:: STATED TASK ::
The entries below should be transcribed in their entirety, exactly as written.
-- Begin INPUT FOR THIS TASK --
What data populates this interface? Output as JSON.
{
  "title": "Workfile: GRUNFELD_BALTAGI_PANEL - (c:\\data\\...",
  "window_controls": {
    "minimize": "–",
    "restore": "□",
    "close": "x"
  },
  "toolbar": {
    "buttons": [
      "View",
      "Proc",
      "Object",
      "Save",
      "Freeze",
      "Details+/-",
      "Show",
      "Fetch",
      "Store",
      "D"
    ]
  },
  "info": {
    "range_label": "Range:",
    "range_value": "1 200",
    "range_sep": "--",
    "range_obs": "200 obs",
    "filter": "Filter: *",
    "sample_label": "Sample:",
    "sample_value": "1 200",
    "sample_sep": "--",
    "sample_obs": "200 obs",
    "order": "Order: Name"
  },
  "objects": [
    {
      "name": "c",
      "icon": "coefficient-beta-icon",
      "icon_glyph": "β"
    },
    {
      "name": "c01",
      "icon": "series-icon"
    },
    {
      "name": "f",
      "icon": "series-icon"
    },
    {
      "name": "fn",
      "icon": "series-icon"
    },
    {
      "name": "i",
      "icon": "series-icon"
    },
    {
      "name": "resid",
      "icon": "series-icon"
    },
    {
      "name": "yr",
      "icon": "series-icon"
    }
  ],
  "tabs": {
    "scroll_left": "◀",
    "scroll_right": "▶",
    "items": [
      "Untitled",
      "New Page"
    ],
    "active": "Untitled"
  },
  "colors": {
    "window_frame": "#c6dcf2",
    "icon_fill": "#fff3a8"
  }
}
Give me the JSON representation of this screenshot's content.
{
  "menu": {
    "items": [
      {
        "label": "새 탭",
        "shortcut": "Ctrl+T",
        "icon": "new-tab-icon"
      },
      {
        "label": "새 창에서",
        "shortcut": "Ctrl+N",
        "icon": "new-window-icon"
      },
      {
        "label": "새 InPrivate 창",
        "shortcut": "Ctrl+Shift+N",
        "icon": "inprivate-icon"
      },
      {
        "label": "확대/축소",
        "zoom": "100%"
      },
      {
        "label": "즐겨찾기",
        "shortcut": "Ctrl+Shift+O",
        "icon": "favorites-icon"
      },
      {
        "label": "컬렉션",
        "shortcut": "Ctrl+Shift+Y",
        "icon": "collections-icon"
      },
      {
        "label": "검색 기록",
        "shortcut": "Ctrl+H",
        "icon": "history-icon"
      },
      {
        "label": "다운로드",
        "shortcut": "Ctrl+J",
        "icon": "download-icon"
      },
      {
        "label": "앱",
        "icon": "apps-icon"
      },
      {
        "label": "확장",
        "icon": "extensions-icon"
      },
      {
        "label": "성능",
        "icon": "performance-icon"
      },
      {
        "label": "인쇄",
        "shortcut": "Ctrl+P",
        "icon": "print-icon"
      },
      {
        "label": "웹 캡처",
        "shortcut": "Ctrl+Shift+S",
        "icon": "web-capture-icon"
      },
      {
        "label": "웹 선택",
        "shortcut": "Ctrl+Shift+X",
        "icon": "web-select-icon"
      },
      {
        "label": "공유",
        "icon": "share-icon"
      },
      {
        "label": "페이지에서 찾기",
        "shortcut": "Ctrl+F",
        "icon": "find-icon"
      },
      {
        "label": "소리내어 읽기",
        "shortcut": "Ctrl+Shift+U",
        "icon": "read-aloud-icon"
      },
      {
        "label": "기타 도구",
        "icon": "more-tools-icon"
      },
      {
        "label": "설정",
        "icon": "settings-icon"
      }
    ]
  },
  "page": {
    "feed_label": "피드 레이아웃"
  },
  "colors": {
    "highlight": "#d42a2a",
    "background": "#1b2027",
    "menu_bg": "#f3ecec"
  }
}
-- End INPUT FOR THIS TASK --
:: OUTPUT OF THE TASK ::
What data populates this interface? Output as JSON.
{
  "title": "Workfile: GRUNFELD_BALTAGI_PANEL - (c:\\data\\...",
  "window_controls": {
    "minimize": "–",
    "restore": "□",
    "close": "x"
  },
  "toolbar": {
    "buttons": [
      "View",
      "Proc",
      "Object",
      "Save",
      "Freeze",
      "Details+/-",
      "Show",
      "Fetch",
      "Store",
      "D"
    ]
  },
  "info": {
    "range_label": "Range:",
    "range_value": "1 200",
    "range_sep": "--",
    "range_obs": "200 obs",
    "filter": "Filter: *",
    "sample_label": "Sample:",
    "sample_value": "1 200",
    "sample_sep": "--",
    "sample_obs": "200 obs",
    "order": "Order: Name"
  },
  "objects": [
    {
      "name": "c",
      "icon": "coefficient-beta-icon",
      "icon_glyph": "β"
    },
    {
      "name": "c01",
      "icon": "series-icon"
    },
    {
      "name": "f",
      "icon": "series-icon"
    },
    {
      "name": "fn",
      "icon": "series-icon"
    },
    {
      "name": "i",
      "icon": "series-icon"
    },
    {
      "name": "resid",
      "icon": "series-icon"
    },
    {
      "name": "yr",
      "icon": "series-icon"
    }
  ],
  "tabs": {
    "scroll_left": "◀",
    "scroll_right": "▶",
    "items": [
      "Untitled",
      "New Page"
    ],
    "active": "Untitled"
  },
  "colors": {
    "window_frame": "#c6dcf2",
    "icon_fill": "#fff3a8"
  }
}
Give me the JSON representation of this screenshot's content.
{
  "menu": {
    "items": [
      {
        "label": "새 탭",
        "shortcut": "Ctrl+T",
        "icon": "new-tab-icon"
      },
      {
        "label": "새 창에서",
        "shortcut": "Ctrl+N",
        "icon": "new-window-icon"
      },
      {
        "label": "새 InPrivate 창",
        "shortcut": "Ctrl+Shift+N",
        "icon": "inprivate-icon"
      },
      {
        "label": "확대/축소",
        "zoom": "100%"
      },
      {
        "label": "즐겨찾기",
        "shortcut": "Ctrl+Shift+O",
        "icon": "favorites-icon"
      },
      {
        "label": "컬렉션",
        "shortcut": "Ctrl+Shift+Y",
        "icon": "collections-icon"
      },
      {
        "label": "검색 기록",
        "shortcut": "Ctrl+H",
        "icon": "history-icon"
      },
      {
        "label": "다운로드",
        "shortcut": "Ctrl+J",
        "icon": "download-icon"
      },
      {
        "label": "앱",
        "icon": "apps-icon"
      },
      {
        "label": "확장",
        "icon": "extensions-icon"
      },
      {
        "label": "성능",
        "icon": "performance-icon"
      },
      {
        "label": "인쇄",
        "shortcut": "Ctrl+P",
        "icon": "print-icon"
      },
      {
        "label": "웹 캡처",
        "shortcut": "Ctrl+Shift+S",
        "icon": "web-capture-icon"
      },
      {
        "label": "웹 선택",
        "shortcut": "Ctrl+Shift+X",
        "icon": "web-select-icon"
      },
      {
        "label": "공유",
        "icon": "share-icon"
      },
      {
        "label": "페이지에서 찾기",
        "shortcut": "Ctrl+F",
        "icon": "find-icon"
      },
      {
        "label": "소리내어 읽기",
        "shortcut": "Ctrl+Shift+U",
        "icon": "read-aloud-icon"
      },
      {
        "label": "기타 도구",
        "icon": "more-tools-icon"
      },
      {
        "label": "설정",
        "icon": "settings-icon"
      }
    ]
  },
  "page": {
    "feed_label": "피드 레이아웃"
  },
  "colors": {
    "highlight": "#d42a2a",
    "background": "#1b2027",
    "menu_bg": "#f3ecec"
  }
}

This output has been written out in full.